Instruction
Give every line below again, exactly.
##### Records supplied
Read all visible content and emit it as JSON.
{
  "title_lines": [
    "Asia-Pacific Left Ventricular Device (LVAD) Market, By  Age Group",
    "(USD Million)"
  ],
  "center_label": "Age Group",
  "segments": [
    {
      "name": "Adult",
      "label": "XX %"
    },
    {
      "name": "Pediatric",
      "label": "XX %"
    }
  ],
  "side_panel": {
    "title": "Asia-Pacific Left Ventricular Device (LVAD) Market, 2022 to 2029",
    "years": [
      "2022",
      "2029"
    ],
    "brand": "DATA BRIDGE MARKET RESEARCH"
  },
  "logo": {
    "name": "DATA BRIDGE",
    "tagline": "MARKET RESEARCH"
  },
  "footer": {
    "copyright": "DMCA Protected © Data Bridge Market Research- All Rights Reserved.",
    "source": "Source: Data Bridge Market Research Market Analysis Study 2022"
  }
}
##########
Output of the exercise
Read all visible content and emit it as JSON.
{
  "title_lines": [
    "Asia-Pacific Left Ventricular Device (LVAD) Market, By  Age Group",
    "(USD Million)"
  ],
  "center_label": "Age Group",
  "segments": [
    {
      "name": "Adult",
      "label": "XX %"
    },
    {
      "name": "Pediatric",
      "label": "XX %"
    }
  ],
  "side_panel": {
    "title": "Asia-Pacific Left Ventricular Device (LVAD) Market, 2022 to 2029",
    "years": [
      "2022",
      "2029"
    ],
    "brand": "DATA BRIDGE MARKET RESEARCH"
  },
  "logo": {
    "name": "DATA BRIDGE",
    "tagline": "MARKET RESEARCH"
  },
  "footer": {
    "copyright": "DMCA Protected © Data Bridge Market Research- All Rights Reserved.",
    "source": "Source: Data Bridge Market Research Market Analysis Study 2022"
  }
}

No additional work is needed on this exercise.